→ **Task description**
Check each line of the records below and collect those that include the word "this".

→ **Records for processing**
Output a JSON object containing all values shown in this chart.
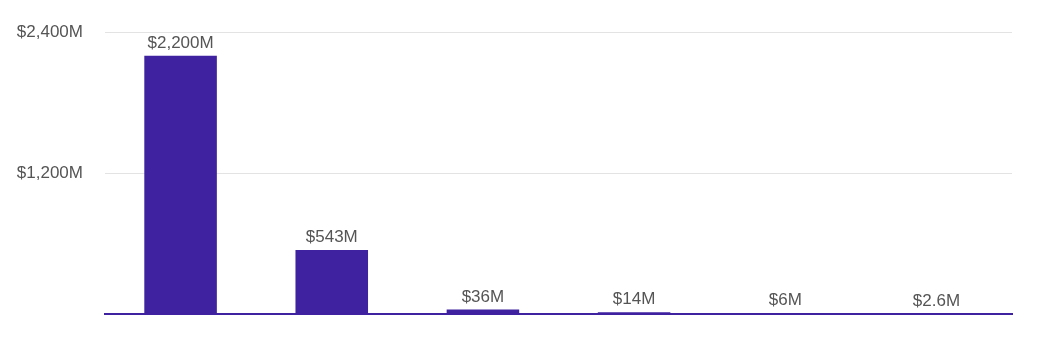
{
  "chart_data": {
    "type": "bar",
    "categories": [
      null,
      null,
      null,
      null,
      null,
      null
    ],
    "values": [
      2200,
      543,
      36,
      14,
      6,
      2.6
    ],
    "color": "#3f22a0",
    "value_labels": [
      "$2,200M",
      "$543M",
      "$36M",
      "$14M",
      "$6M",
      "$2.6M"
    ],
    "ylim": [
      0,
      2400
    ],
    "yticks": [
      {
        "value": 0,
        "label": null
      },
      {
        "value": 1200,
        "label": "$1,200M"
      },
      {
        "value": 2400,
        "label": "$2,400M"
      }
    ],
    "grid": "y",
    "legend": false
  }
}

---

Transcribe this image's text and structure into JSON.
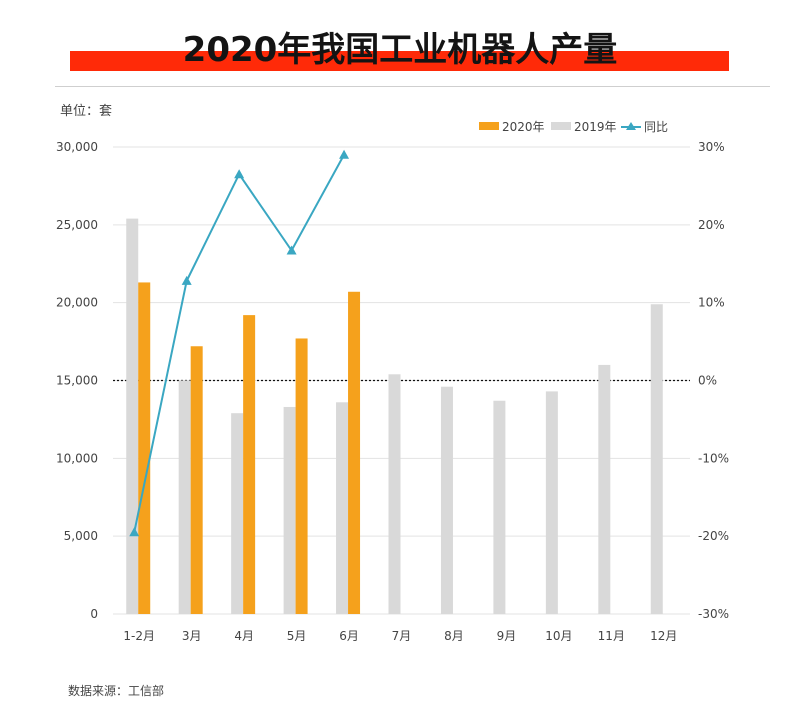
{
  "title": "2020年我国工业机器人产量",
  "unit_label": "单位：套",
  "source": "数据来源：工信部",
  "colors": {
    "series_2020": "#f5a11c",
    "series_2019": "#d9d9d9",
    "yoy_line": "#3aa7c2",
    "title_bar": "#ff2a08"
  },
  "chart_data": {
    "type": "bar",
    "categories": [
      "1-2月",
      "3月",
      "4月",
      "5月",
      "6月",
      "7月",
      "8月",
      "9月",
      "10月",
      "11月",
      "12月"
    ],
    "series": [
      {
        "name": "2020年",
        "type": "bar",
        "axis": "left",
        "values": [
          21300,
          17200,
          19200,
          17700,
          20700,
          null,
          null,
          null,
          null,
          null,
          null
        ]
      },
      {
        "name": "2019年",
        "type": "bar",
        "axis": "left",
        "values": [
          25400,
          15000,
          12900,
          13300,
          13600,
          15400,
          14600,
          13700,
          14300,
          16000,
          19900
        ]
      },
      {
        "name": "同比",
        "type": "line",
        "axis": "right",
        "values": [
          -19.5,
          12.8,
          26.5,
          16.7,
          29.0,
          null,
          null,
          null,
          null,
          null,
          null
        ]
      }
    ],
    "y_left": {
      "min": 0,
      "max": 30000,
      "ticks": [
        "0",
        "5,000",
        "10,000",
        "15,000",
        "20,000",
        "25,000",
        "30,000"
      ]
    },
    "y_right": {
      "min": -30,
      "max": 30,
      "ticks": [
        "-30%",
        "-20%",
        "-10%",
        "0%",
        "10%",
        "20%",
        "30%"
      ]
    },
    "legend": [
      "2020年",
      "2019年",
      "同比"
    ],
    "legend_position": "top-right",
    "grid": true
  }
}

→ **Right answer**
Output a JSON object containing all values shown in this chart.
Transcribe this image's text and structure into JSON.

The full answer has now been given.